# start of TASK INPUTS
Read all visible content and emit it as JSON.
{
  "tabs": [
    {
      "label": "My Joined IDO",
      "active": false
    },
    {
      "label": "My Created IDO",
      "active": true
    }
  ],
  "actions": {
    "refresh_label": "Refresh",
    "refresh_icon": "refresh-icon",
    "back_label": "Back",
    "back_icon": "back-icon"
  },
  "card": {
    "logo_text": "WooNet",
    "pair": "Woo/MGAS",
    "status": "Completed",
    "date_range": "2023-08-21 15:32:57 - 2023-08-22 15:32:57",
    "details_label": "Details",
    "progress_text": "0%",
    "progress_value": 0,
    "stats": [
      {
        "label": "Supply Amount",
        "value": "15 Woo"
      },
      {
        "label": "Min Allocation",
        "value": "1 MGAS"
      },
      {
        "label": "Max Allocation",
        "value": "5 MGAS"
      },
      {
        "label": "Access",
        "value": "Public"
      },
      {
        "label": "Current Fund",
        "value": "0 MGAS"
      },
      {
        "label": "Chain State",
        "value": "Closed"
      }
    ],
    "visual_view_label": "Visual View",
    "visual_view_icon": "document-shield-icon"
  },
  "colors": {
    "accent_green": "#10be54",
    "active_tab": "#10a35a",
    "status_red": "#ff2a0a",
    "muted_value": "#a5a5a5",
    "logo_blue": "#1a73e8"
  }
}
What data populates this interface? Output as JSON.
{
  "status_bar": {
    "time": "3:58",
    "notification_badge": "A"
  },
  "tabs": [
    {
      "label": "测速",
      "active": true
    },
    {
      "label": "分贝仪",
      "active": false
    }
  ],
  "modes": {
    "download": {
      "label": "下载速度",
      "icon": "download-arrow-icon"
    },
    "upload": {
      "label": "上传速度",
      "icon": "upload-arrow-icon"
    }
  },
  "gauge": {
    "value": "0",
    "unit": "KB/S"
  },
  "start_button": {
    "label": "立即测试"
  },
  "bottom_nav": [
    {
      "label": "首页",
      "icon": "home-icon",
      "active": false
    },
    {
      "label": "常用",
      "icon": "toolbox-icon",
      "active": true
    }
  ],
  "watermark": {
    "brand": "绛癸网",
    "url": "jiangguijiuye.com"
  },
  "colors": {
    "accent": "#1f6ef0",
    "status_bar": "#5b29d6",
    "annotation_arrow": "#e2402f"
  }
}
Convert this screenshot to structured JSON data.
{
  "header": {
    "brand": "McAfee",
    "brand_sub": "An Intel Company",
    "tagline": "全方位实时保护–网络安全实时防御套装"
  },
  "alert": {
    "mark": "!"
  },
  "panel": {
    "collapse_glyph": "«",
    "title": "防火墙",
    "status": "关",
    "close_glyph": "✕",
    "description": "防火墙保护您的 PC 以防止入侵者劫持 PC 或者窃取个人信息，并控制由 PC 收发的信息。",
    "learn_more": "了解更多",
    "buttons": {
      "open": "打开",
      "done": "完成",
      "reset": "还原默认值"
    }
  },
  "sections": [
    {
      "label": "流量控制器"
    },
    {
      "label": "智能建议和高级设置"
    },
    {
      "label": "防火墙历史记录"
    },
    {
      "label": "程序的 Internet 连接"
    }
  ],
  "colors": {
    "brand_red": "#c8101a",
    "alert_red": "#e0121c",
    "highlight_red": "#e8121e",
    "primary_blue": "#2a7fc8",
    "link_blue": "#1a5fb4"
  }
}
# end of TASK INPUTS
EXERCISE AIM:
Copy out every entry again, exactly as it was given.

ANSWER:
Read all visible content and emit it as JSON.
{
  "tabs": [
    {
      "label": "My Joined IDO",
      "active": false
    },
    {
      "label": "My Created IDO",
      "active": true
    }
  ],
  "actions": {
    "refresh_label": "Refresh",
    "refresh_icon": "refresh-icon",
    "back_label": "Back",
    "back_icon": "back-icon"
  },
  "card": {
    "logo_text": "WooNet",
    "pair": "Woo/MGAS",
    "status": "Completed",
    "date_range": "2023-08-21 15:32:57 - 2023-08-22 15:32:57",
    "details_label": "Details",
    "progress_text": "0%",
    "progress_value": 0,
    "stats": [
      {
        "label": "Supply Amount",
        "value": "15 Woo"
      },
      {
        "label": "Min Allocation",
        "value": "1 MGAS"
      },
      {
        "label": "Max Allocation",
        "value": "5 MGAS"
      },
      {
        "label": "Access",
        "value": "Public"
      },
      {
        "label": "Current Fund",
        "value": "0 MGAS"
      },
      {
        "label": "Chain State",
        "value": "Closed"
      }
    ],
    "visual_view_label": "Visual View",
    "visual_view_icon": "document-shield-icon"
  },
  "colors": {
    "accent_green": "#10be54",
    "active_tab": "#10a35a",
    "status_red": "#ff2a0a",
    "muted_value": "#a5a5a5",
    "logo_blue": "#1a73e8"
  }
}
What data populates this interface? Output as JSON.
{
  "status_bar": {
    "time": "3:58",
    "notification_badge": "A"
  },
  "tabs": [
    {
      "label": "测速",
      "active": true
    },
    {
      "label": "分贝仪",
      "active": false
    }
  ],
  "modes": {
    "download": {
      "label": "下载速度",
      "icon": "download-arrow-icon"
    },
    "upload": {
      "label": "上传速度",
      "icon": "upload-arrow-icon"
    }
  },
  "gauge": {
    "value": "0",
    "unit": "KB/S"
  },
  "start_button": {
    "label": "立即测试"
  },
  "bottom_nav": [
    {
      "label": "首页",
      "icon": "home-icon",
      "active": false
    },
    {
      "label": "常用",
      "icon": "toolbox-icon",
      "active": true
    }
  ],
  "watermark": {
    "brand": "绛癸网",
    "url": "jiangguijiuye.com"
  },
  "colors": {
    "accent": "#1f6ef0",
    "status_bar": "#5b29d6",
    "annotation_arrow": "#e2402f"
  }
}
Convert this screenshot to structured JSON data.
{
  "header": {
    "brand": "McAfee",
    "brand_sub": "An Intel Company",
    "tagline": "全方位实时保护–网络安全实时防御套装"
  },
  "alert": {
    "mark": "!"
  },
  "panel": {
    "collapse_glyph": "«",
    "title": "防火墙",
    "status": "关",
    "close_glyph": "✕",
    "description": "防火墙保护您的 PC 以防止入侵者劫持 PC 或者窃取个人信息，并控制由 PC 收发的信息。",
    "learn_more": "了解更多",
    "buttons": {
      "open": "打开",
      "done": "完成",
      "reset": "还原默认值"
    }
  },
  "sections": [
    {
      "label": "流量控制器"
    },
    {
      "label": "智能建议和高级设置"
    },
    {
      "label": "防火墙历史记录"
    },
    {
      "label": "程序的 Internet 连接"
    }
  ],
  "colors": {
    "brand_red": "#c8101a",
    "alert_red": "#e0121c",
    "highlight_red": "#e8121e",
    "primary_blue": "#2a7fc8",
    "link_blue": "#1a5fb4"
  }
}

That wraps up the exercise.